[Start Material for this exercise]

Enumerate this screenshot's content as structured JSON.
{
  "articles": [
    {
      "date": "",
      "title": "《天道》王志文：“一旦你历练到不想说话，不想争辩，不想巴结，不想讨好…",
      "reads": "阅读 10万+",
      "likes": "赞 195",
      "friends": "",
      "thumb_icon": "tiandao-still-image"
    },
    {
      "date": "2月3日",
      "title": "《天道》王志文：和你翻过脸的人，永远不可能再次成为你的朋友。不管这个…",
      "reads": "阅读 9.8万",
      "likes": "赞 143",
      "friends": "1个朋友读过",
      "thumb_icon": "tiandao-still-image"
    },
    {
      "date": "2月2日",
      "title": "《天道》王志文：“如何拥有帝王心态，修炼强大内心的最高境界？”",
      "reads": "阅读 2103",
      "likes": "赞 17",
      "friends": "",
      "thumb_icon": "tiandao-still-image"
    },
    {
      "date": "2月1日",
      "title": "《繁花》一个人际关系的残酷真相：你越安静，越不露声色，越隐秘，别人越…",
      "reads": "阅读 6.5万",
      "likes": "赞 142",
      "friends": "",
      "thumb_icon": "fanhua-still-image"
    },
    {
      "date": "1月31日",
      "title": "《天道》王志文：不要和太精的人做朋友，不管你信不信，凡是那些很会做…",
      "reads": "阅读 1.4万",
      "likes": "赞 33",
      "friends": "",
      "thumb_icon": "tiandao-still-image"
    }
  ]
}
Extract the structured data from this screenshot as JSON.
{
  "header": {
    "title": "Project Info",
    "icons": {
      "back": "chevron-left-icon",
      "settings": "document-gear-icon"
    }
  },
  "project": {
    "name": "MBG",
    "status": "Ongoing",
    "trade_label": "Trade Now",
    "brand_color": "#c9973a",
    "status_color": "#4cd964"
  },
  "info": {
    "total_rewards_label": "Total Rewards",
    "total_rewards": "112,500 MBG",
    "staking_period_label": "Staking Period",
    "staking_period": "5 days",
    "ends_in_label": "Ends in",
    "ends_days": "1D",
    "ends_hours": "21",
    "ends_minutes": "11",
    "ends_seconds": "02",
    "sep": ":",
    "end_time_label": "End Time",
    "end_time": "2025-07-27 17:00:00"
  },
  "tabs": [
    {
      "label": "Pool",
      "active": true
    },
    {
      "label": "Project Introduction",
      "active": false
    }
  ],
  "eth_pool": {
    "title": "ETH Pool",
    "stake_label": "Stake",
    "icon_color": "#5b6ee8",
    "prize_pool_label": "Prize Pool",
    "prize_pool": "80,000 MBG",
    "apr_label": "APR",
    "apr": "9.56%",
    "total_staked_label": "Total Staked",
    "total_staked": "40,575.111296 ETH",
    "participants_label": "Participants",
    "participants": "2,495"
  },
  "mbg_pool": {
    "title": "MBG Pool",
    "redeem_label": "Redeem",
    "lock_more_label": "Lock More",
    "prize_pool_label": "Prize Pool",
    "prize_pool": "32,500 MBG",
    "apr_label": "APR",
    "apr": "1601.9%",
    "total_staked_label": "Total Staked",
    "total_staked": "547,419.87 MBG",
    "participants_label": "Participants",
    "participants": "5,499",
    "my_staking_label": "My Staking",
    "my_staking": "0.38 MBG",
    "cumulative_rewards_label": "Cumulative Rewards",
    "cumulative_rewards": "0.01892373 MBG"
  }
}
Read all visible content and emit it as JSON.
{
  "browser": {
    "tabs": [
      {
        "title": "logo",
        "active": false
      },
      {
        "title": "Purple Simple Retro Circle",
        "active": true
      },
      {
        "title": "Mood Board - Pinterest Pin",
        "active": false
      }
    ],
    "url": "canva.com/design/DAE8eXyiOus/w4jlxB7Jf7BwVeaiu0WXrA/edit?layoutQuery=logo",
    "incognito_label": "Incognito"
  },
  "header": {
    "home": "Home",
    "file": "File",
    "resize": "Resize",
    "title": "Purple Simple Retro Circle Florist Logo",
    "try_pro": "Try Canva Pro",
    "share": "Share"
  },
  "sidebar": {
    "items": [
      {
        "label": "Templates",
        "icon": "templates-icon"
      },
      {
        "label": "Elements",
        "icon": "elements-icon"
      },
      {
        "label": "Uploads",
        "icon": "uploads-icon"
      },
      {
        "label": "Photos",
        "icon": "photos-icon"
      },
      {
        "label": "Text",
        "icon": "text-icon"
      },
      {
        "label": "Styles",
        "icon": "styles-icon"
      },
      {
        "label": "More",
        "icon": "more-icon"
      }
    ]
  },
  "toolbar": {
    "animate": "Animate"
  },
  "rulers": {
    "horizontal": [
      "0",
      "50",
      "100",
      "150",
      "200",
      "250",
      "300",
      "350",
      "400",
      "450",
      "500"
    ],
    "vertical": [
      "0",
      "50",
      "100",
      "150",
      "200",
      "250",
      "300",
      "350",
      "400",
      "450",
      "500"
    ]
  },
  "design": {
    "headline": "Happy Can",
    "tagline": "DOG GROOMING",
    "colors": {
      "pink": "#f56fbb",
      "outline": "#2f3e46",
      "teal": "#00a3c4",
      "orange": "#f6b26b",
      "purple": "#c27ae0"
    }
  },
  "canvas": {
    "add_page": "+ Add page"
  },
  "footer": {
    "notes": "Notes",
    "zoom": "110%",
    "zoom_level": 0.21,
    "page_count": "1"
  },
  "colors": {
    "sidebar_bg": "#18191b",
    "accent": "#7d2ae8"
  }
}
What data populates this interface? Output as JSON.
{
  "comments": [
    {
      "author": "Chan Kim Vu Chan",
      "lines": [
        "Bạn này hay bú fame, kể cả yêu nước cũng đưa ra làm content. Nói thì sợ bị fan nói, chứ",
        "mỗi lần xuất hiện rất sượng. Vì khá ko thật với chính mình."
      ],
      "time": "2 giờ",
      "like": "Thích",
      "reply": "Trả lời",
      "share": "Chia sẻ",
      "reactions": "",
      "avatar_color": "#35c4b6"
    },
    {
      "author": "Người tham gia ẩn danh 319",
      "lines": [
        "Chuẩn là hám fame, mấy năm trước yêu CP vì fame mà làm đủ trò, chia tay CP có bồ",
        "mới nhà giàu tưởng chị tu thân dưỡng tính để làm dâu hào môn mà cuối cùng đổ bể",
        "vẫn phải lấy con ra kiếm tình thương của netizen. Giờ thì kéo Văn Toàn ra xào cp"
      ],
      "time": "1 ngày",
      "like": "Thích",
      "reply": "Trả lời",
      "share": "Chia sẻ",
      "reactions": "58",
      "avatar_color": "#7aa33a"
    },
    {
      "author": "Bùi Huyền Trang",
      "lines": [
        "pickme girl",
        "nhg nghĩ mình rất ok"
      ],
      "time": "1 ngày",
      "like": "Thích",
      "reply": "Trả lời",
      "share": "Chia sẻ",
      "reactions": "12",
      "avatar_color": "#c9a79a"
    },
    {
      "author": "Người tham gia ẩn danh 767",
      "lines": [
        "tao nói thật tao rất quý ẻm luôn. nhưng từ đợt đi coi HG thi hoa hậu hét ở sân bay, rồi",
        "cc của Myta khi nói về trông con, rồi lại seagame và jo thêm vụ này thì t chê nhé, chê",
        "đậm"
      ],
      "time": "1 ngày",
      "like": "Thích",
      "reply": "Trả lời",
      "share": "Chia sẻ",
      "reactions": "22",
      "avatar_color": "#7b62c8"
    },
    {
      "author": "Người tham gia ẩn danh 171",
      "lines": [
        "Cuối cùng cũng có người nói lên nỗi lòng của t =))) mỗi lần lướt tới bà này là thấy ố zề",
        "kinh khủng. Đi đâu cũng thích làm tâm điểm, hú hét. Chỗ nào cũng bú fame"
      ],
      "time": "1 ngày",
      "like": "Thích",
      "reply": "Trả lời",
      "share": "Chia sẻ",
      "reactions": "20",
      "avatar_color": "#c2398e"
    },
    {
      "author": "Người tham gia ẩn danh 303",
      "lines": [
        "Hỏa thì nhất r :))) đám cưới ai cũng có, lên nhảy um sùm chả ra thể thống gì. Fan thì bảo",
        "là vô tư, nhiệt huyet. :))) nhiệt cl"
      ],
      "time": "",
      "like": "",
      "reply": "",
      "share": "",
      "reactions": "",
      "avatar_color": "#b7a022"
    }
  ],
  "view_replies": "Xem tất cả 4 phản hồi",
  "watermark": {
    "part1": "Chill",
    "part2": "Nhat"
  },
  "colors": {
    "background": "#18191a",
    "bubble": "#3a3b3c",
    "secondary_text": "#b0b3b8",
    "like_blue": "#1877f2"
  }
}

[End Material for this exercise]

- Written instruction -
Each line holding "content" must be found and copied.

- Reply to the exercise -
Enumerate this screenshot's content as structured JSON.
Read all visible content and emit it as JSON.
        "Bạn này hay bú fame, kể cả yêu nước cũng đưa ra làm content. Nói thì sợ bị fan nói, chứ",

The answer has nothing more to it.